Written task:
Pictures stay out; everything else in the records below is copied exactly.

-- START Data shown --

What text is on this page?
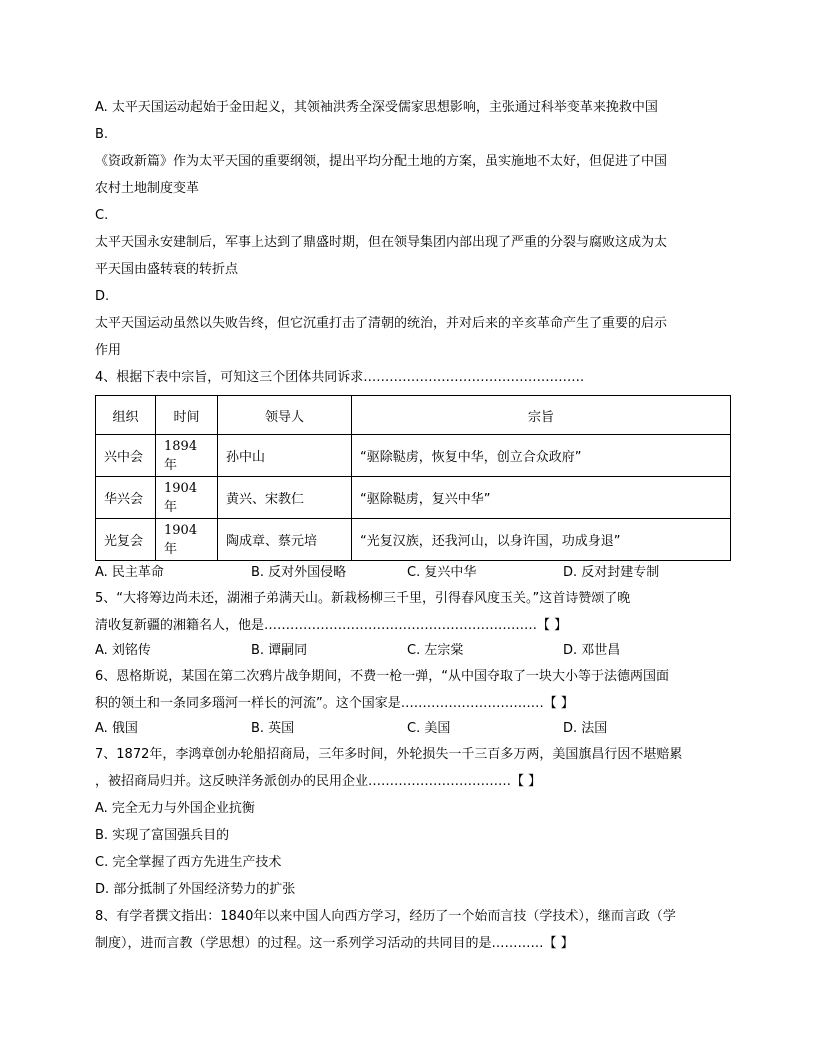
A. 太平天国运动起始于金田起义，其领袖洪秀全深受儒家思想影响，主张通过科举变革来挽救中国
B.
《资政新篇》作为太平天国的重要纲领，提出平均分配土地的方案，虽实施地不太好，但促进了中国
农村土地制度变革
C.
太平天国永安建制后，军事上达到了鼎盛时期，但在领导集团内部出现了严重的分裂与腐败这成为太
平天国由盛转衰的转折点
D.
太平天国运动虽然以失败告终，但它沉重打击了清朝的统治，并对后来的辛亥革命产生了重要的启示
作用
4、根据下表中宗旨，可知这三个团体共同诉求……………………………………………
组织	时间	领导人	宗旨
兴中会	1894年	孙中山	“驱除鞑虏，恢复中华，创立合众政府”
华兴会	1904年	黄兴、宋教仁	“驱除鞑虏，复兴中华”
光复会	1904年	陶成章、蔡元培	“光复汉族，还我河山，以身许国，功成身退”
A. 民主革命	B. 反对外国侵略	C. 复兴中华	D. 反对封建专制
5、“大将筹边尚未还，湖湘子弟满天山。新栽杨柳三千里，引得春风度玉关。”这首诗赞颂了晚
清收复新疆的湘籍名人，他是………………………………………………………【 】
A. 刘铭传	B. 谭嗣同	C. 左宗棠	D. 邓世昌
6、恩格斯说，某国在第二次鸦片战争期间，不费一枪一弹，“从中国夺取了一块大小等于法德两国面
积的领土和一条同多瑙河一样长的河流”。这个国家是……………………………【 】
A. 俄国	B. 英国	C. 美国	D. 法国
7、1872年，李鸿章创办轮船招商局，三年多时间，外轮损失一千三百多万两，美国旗昌行因不堪赔累
，被招商局归并。这反映洋务派创办的民用企业……………………………【 】
A. 完全无力与外国企业抗衡
B. 实现了富国强兵目的
C. 完全掌握了西方先进生产技术
D. 部分抵制了外国经济势力的扩张
8、有学者撰文指出：1840年以来中国人向西方学习，经历了一个始而言技（学技术），继而言政（学
制度），进而言教（学思想）的过程。这一系列学习活动的共同目的是…………【 】
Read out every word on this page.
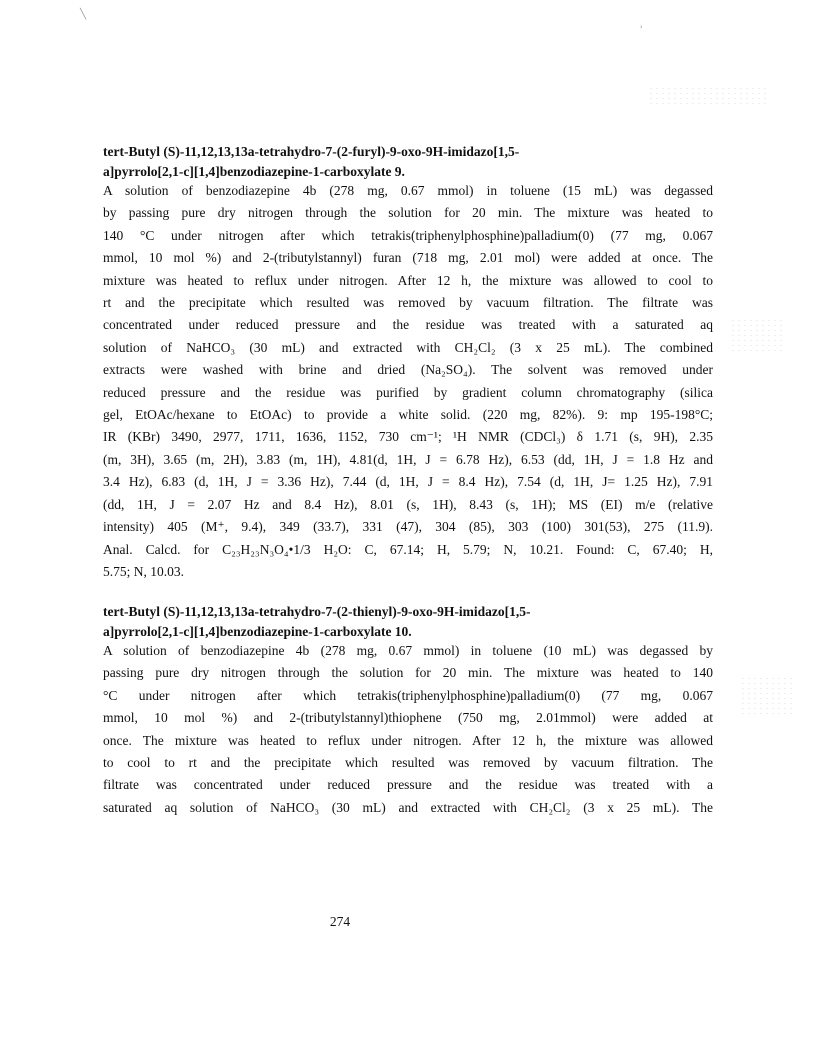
╲
ʾ
tert-Butyl (S)-11,12,13,13a-tetrahydro-7-(2-furyl)-9-oxo-9H-imidazo[1,5-
a]pyrrolo[2,1-c][1,4]benzodiazepine-1-carboxylate 9.
A solution of benzodiazepine 4b (278 mg, 0.67 mmol) in toluene (15 mL) was degassed
by passing pure dry nitrogen through the solution for 20 min. The mixture was heated to
140 °C under nitrogen after which tetrakis(triphenylphosphine)palladium(0) (77 mg, 0.067
mmol, 10 mol %) and 2-(tributylstannyl) furan (718 mg, 2.01 mol) were added at once. The
mixture was heated to reflux under nitrogen. After 12 h, the mixture was allowed to cool to
rt and the precipitate which resulted was removed by vacuum filtration. The filtrate was
concentrated under reduced pressure and the residue was treated with a saturated aq
solution of NaHCO₃ (30 mL) and extracted with CH₂Cl₂ (3 x 25 mL). The combined
extracts were washed with brine and dried (Na₂SO₄). The solvent was removed under
reduced pressure and the residue was purified by gradient column chromatography (silica
gel, EtOAc/hexane to EtOAc) to provide a white solid. (220 mg, 82%). 9: mp 195-198°C;
IR (KBr) 3490, 2977, 1711, 1636, 1152, 730 cm⁻¹; ¹H NMR (CDCl₃) δ 1.71 (s, 9H), 2.35
(m, 3H), 3.65 (m, 2H), 3.83 (m, 1H), 4.81(d, 1H, J = 6.78 Hz), 6.53 (dd, 1H, J = 1.8 Hz and
3.4 Hz), 6.83 (d, 1H, J = 3.36 Hz), 7.44 (d, 1H, J = 8.4 Hz), 7.54 (d, 1H, J= 1.25 Hz), 7.91
(dd, 1H, J = 2.07 Hz and 8.4 Hz), 8.01 (s, 1H), 8.43 (s, 1H); MS (EI) m/e (relative
intensity) 405 (M⁺, 9.4), 349 (33.7), 331 (47), 304 (85), 303 (100) 301(53), 275 (11.9).
Anal. Calcd. for C₂₃H₂₃N₃O₄•1/3 H₂O: C, 67.14; H, 5.79; N, 10.21. Found: C, 67.40; H,
5.75; N, 10.03.
tert-Butyl (S)-11,12,13,13a-tetrahydro-7-(2-thienyl)-9-oxo-9H-imidazo[1,5-
a]pyrrolo[2,1-c][1,4]benzodiazepine-1-carboxylate 10.
A solution of benzodiazepine 4b (278 mg, 0.67 mmol) in toluene (10 mL) was degassed by
passing pure dry nitrogen through the solution for 20 min. The mixture was heated to 140
°C under nitrogen after which tetrakis(triphenylphosphine)palladium(0) (77 mg, 0.067
mmol, 10 mol %) and 2-(tributylstannyl)thiophene (750 mg, 2.01mmol) were added at
once. The mixture was heated to reflux under nitrogen. After 12 h, the mixture was allowed
to cool to rt and the precipitate which resulted was removed by vacuum filtration. The
filtrate was concentrated under reduced pressure and the residue was treated with a
saturated aq solution of NaHCO₃ (30 mL) and extracted with CH₂Cl₂ (3 x 25 mL). The
274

-- END Data shown --

Solution for this task:
What text is on this page?
A. 太平天国运动起始于金田起义，其领袖洪秀全深受儒家思想影响，主张通过科举变革来挽救中国
B.
《资政新篇》作为太平天国的重要纲领，提出平均分配土地的方案，虽实施地不太好，但促进了中国
农村土地制度变革
C.
太平天国永安建制后，军事上达到了鼎盛时期，但在领导集团内部出现了严重的分裂与腐败这成为太
平天国由盛转衰的转折点
D.
太平天国运动虽然以失败告终，但它沉重打击了清朝的统治，并对后来的辛亥革命产生了重要的启示
作用
4、根据下表中宗旨，可知这三个团体共同诉求……………………………………………
组织	时间	领导人	宗旨
兴中会	1894年	孙中山	“驱除鞑虏，恢复中华，创立合众政府”
华兴会	1904年	黄兴、宋教仁	“驱除鞑虏，复兴中华”
光复会	1904年	陶成章、蔡元培	“光复汉族，还我河山，以身许国，功成身退”
A. 民主革命	B. 反对外国侵略	C. 复兴中华	D. 反对封建专制
5、“大将筹边尚未还，湖湘子弟满天山。新栽杨柳三千里，引得春风度玉关。”这首诗赞颂了晚
清收复新疆的湘籍名人，他是………………………………………………………【 】
A. 刘铭传	B. 谭嗣同	C. 左宗棠	D. 邓世昌
6、恩格斯说，某国在第二次鸦片战争期间，不费一枪一弹，“从中国夺取了一块大小等于法德两国面
积的领土和一条同多瑙河一样长的河流”。这个国家是……………………………【 】
A. 俄国	B. 英国	C. 美国	D. 法国
7、1872年，李鸿章创办轮船招商局，三年多时间，外轮损失一千三百多万两，美国旗昌行因不堪赔累
，被招商局归并。这反映洋务派创办的民用企业……………………………【 】
A. 完全无力与外国企业抗衡
B. 实现了富国强兵目的
C. 完全掌握了西方先进生产技术
D. 部分抵制了外国经济势力的扩张
8、有学者撰文指出：1840年以来中国人向西方学习，经历了一个始而言技（学技术），继而言政（学
制度），进而言教（学思想）的过程。这一系列学习活动的共同目的是…………【 】
Read out every word on this page.
╲
ʾ
tert-Butyl (S)-11,12,13,13a-tetrahydro-7-(2-furyl)-9-oxo-9H-imidazo[1,5-
a]pyrrolo[2,1-c][1,4]benzodiazepine-1-carboxylate 9.
A solution of benzodiazepine 4b (278 mg, 0.67 mmol) in toluene (15 mL) was degassed
by passing pure dry nitrogen through the solution for 20 min. The mixture was heated to
140 °C under nitrogen after which tetrakis(triphenylphosphine)palladium(0) (77 mg, 0.067
mmol, 10 mol %) and 2-(tributylstannyl) furan (718 mg, 2.01 mol) were added at once. The
mixture was heated to reflux under nitrogen. After 12 h, the mixture was allowed to cool to
rt and the precipitate which resulted was removed by vacuum filtration. The filtrate was
concentrated under reduced pressure and the residue was treated with a saturated aq
solution of NaHCO₃ (30 mL) and extracted with CH₂Cl₂ (3 x 25 mL). The combined
extracts were washed with brine and dried (Na₂SO₄). The solvent was removed under
reduced pressure and the residue was purified by gradient column chromatography (silica
gel, EtOAc/hexane to EtOAc) to provide a white solid. (220 mg, 82%). 9: mp 195-198°C;
IR (KBr) 3490, 2977, 1711, 1636, 1152, 730 cm⁻¹; ¹H NMR (CDCl₃) δ 1.71 (s, 9H), 2.35
(m, 3H), 3.65 (m, 2H), 3.83 (m, 1H), 4.81(d, 1H, J = 6.78 Hz), 6.53 (dd, 1H, J = 1.8 Hz and
3.4 Hz), 6.83 (d, 1H, J = 3.36 Hz), 7.44 (d, 1H, J = 8.4 Hz), 7.54 (d, 1H, J= 1.25 Hz), 7.91
(dd, 1H, J = 2.07 Hz and 8.4 Hz), 8.01 (s, 1H), 8.43 (s, 1H); MS (EI) m/e (relative
intensity) 405 (M⁺, 9.4), 349 (33.7), 331 (47), 304 (85), 303 (100) 301(53), 275 (11.9).
Anal. Calcd. for C₂₃H₂₃N₃O₄•1/3 H₂O: C, 67.14; H, 5.79; N, 10.21. Found: C, 67.40; H,
5.75; N, 10.03.
tert-Butyl (S)-11,12,13,13a-tetrahydro-7-(2-thienyl)-9-oxo-9H-imidazo[1,5-
a]pyrrolo[2,1-c][1,4]benzodiazepine-1-carboxylate 10.
A solution of benzodiazepine 4b (278 mg, 0.67 mmol) in toluene (10 mL) was degassed by
passing pure dry nitrogen through the solution for 20 min. The mixture was heated to 140
°C under nitrogen after which tetrakis(triphenylphosphine)palladium(0) (77 mg, 0.067
mmol, 10 mol %) and 2-(tributylstannyl)thiophene (750 mg, 2.01mmol) were added at
once. The mixture was heated to reflux under nitrogen. After 12 h, the mixture was allowed
to cool to rt and the precipitate which resulted was removed by vacuum filtration. The
filtrate was concentrated under reduced pressure and the residue was treated with a
saturated aq solution of NaHCO₃ (30 mL) and extracted with CH₂Cl₂ (3 x 25 mL). The
274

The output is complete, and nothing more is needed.